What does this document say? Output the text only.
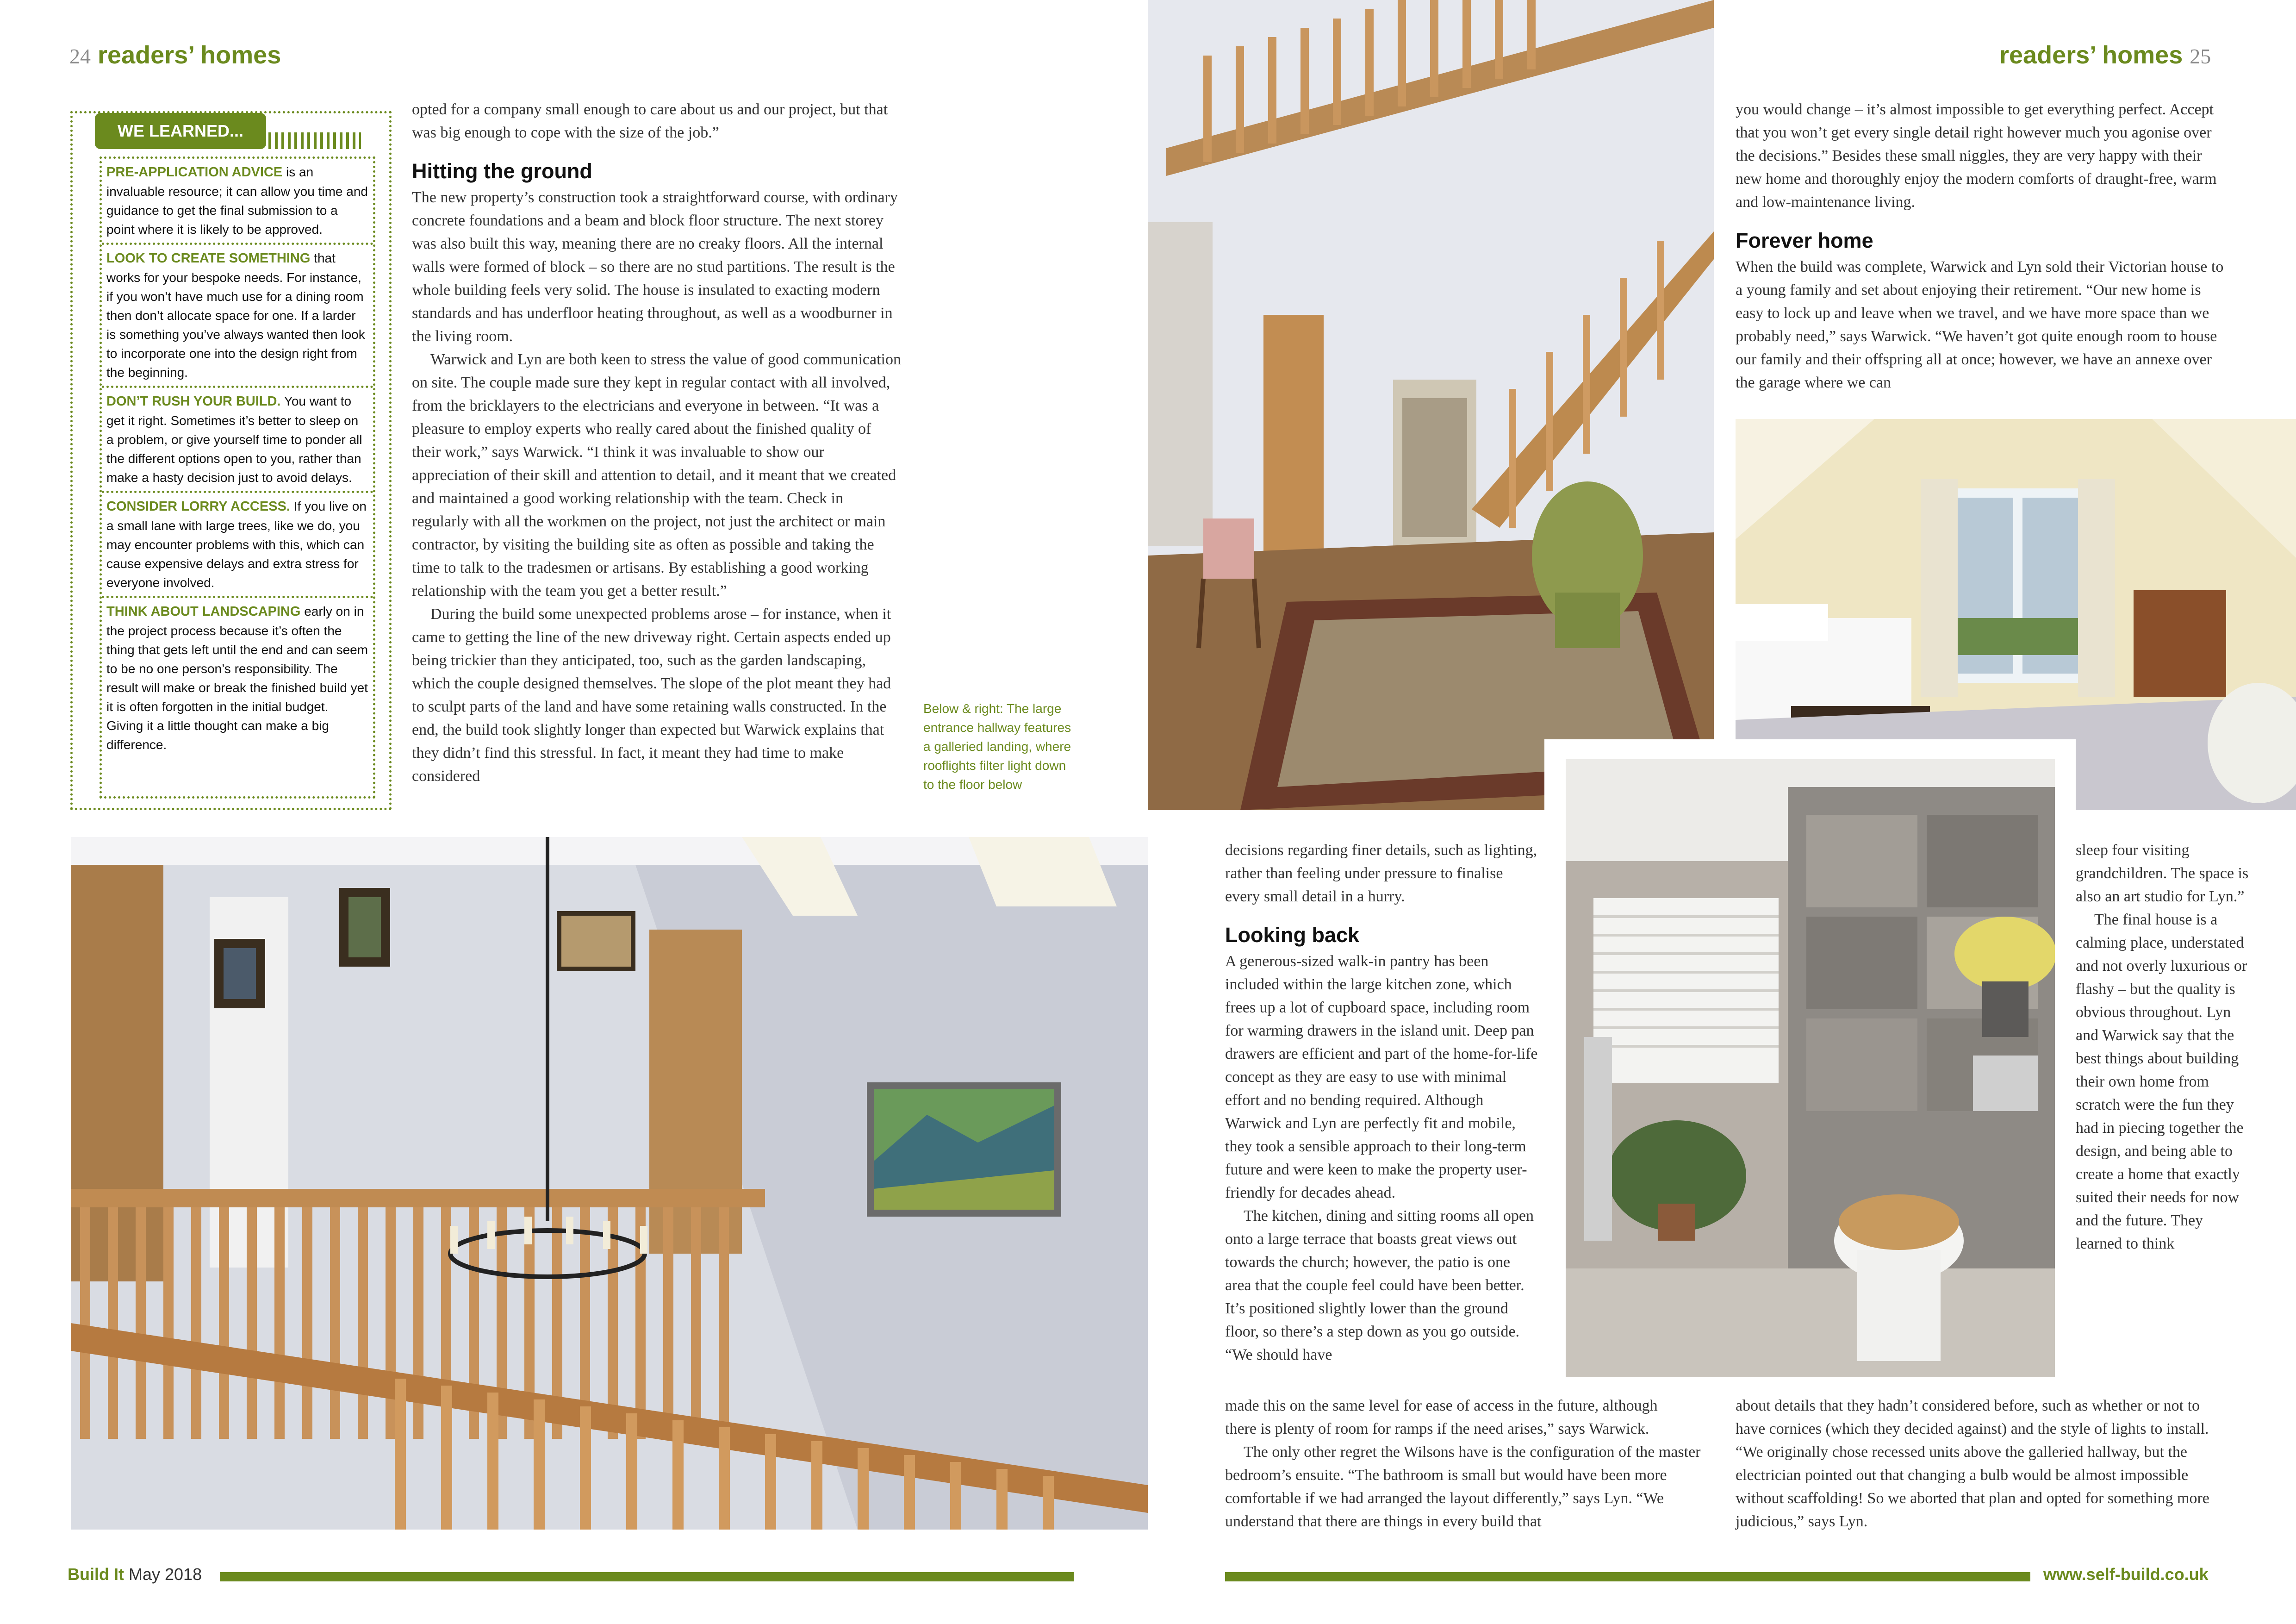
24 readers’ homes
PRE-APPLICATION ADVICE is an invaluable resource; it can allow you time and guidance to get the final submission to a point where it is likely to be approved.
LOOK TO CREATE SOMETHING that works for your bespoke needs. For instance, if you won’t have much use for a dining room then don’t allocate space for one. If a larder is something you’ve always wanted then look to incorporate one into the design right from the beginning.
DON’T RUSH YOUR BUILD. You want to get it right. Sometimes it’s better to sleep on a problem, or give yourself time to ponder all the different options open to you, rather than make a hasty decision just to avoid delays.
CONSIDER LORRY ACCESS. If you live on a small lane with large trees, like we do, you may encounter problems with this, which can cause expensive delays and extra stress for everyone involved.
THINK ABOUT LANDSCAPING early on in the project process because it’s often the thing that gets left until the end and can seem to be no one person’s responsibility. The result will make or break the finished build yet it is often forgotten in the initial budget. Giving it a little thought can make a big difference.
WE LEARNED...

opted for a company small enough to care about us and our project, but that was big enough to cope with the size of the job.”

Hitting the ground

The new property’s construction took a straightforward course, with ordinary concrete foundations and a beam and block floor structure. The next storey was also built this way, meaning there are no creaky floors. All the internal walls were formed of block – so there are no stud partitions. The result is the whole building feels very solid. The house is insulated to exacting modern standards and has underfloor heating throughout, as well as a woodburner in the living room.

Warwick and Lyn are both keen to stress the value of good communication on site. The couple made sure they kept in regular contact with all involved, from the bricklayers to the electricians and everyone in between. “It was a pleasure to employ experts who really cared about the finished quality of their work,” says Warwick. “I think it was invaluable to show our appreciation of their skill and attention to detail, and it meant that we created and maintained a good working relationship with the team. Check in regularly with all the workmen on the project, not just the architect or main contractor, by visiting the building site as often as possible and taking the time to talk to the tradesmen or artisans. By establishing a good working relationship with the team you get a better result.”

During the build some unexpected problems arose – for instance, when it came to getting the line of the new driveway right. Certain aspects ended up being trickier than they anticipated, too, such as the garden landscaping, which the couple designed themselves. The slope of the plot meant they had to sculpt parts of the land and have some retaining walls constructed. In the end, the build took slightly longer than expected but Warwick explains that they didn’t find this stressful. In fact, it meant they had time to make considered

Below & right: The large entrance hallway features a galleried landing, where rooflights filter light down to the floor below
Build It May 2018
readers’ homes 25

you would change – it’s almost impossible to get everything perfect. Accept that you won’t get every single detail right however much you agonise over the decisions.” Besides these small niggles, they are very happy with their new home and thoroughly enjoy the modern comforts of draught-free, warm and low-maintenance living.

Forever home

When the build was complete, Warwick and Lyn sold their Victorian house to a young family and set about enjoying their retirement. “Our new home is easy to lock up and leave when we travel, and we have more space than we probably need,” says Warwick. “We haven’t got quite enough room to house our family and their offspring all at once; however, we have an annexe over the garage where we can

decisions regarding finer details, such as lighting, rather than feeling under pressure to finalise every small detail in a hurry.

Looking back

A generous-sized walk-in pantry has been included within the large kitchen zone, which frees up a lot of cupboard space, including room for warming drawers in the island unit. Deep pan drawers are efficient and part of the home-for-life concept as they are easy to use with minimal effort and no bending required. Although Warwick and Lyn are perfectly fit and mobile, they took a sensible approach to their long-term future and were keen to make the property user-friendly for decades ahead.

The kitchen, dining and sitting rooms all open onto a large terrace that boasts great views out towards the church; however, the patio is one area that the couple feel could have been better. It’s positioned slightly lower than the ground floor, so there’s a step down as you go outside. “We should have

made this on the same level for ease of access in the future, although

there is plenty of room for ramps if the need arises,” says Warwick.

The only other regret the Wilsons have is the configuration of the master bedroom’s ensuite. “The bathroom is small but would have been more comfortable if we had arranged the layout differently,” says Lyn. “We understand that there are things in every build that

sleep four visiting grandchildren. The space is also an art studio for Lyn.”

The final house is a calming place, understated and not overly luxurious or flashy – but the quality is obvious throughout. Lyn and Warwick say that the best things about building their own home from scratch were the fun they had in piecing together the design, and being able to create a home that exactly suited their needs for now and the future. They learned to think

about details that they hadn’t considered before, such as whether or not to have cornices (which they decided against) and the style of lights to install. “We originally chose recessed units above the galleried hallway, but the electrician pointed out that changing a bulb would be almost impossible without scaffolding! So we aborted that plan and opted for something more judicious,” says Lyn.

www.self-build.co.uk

## What needs to be done
Reproduce the listing word for word and omit its pictures.

## Result of the exercise
What does this document say? Output the text only.
24 readers’ homes
PRE-APPLICATION ADVICE is an invaluable resource; it can allow you time and guidance to get the final submission to a point where it is likely to be approved.
LOOK TO CREATE SOMETHING that works for your bespoke needs. For instance, if you won’t have much use for a dining room then don’t allocate space for one. If a larder is something you’ve always wanted then look to incorporate one into the design right from the beginning.
DON’T RUSH YOUR BUILD. You want to get it right. Sometimes it’s better to sleep on a problem, or give yourself time to ponder all the different options open to you, rather than make a hasty decision just to avoid delays.
CONSIDER LORRY ACCESS. If you live on a small lane with large trees, like we do, you may encounter problems with this, which can cause expensive delays and extra stress for everyone involved.
THINK ABOUT LANDSCAPING early on in the project process because it’s often the thing that gets left until the end and can seem to be no one person’s responsibility. The result will make or break the finished build yet it is often forgotten in the initial budget. Giving it a little thought can make a big difference.
WE LEARNED...

opted for a company small enough to care about us and our project, but that was big enough to cope with the size of the job.”

Hitting the ground

The new property’s construction took a straightforward course, with ordinary concrete foundations and a beam and block floor structure. The next storey was also built this way, meaning there are no creaky floors. All the internal walls were formed of block – so there are no stud partitions. The result is the whole building feels very solid. The house is insulated to exacting modern standards and has underfloor heating throughout, as well as a woodburner in the living room.

Warwick and Lyn are both keen to stress the value of good communication on site. The couple made sure they kept in regular contact with all involved, from the bricklayers to the electricians and everyone in between. “It was a pleasure to employ experts who really cared about the finished quality of their work,” says Warwick. “I think it was invaluable to show our appreciation of their skill and attention to detail, and it meant that we created and maintained a good working relationship with the team. Check in regularly with all the workmen on the project, not just the architect or main contractor, by visiting the building site as often as possible and taking the time to talk to the tradesmen or artisans. By establishing a good working relationship with the team you get a better result.”

During the build some unexpected problems arose – for instance, when it came to getting the line of the new driveway right. Certain aspects ended up being trickier than they anticipated, too, such as the garden landscaping, which the couple designed themselves. The slope of the plot meant they had to sculpt parts of the land and have some retaining walls constructed. In the end, the build took slightly longer than expected but Warwick explains that they didn’t find this stressful. In fact, it meant they had time to make considered

Below & right: The large entrance hallway features a galleried landing, where rooflights filter light down to the floor below
Build It May 2018
readers’ homes 25

you would change – it’s almost impossible to get everything perfect. Accept that you won’t get every single detail right however much you agonise over the decisions.” Besides these small niggles, they are very happy with their new home and thoroughly enjoy the modern comforts of draught-free, warm and low-maintenance living.

Forever home

When the build was complete, Warwick and Lyn sold their Victorian house to a young family and set about enjoying their retirement. “Our new home is easy to lock up and leave when we travel, and we have more space than we probably need,” says Warwick. “We haven’t got quite enough room to house our family and their offspring all at once; however, we have an annexe over the garage where we can

decisions regarding finer details, such as lighting, rather than feeling under pressure to finalise every small detail in a hurry.

Looking back

A generous-sized walk-in pantry has been included within the large kitchen zone, which frees up a lot of cupboard space, including room for warming drawers in the island unit. Deep pan drawers are efficient and part of the home-for-life concept as they are easy to use with minimal effort and no bending required. Although Warwick and Lyn are perfectly fit and mobile, they took a sensible approach to their long-term future and were keen to make the property user-friendly for decades ahead.

The kitchen, dining and sitting rooms all open onto a large terrace that boasts great views out towards the church; however, the patio is one area that the couple feel could have been better. It’s positioned slightly lower than the ground floor, so there’s a step down as you go outside. “We should have

made this on the same level for ease of access in the future, although

there is plenty of room for ramps if the need arises,” says Warwick.

The only other regret the Wilsons have is the configuration of the master bedroom’s ensuite. “The bathroom is small but would have been more comfortable if we had arranged the layout differently,” says Lyn. “We understand that there are things in every build that

sleep four visiting grandchildren. The space is also an art studio for Lyn.”

The final house is a calming place, understated and not overly luxurious or flashy – but the quality is obvious throughout. Lyn and Warwick say that the best things about building their own home from scratch were the fun they had in piecing together the design, and being able to create a home that exactly suited their needs for now and the future. They learned to think

about details that they hadn’t considered before, such as whether or not to have cornices (which they decided against) and the style of lights to install. “We originally chose recessed units above the galleried hallway, but the electrician pointed out that changing a bulb would be almost impossible without scaffolding! So we aborted that plan and opted for something more judicious,” says Lyn.

www.self-build.co.uk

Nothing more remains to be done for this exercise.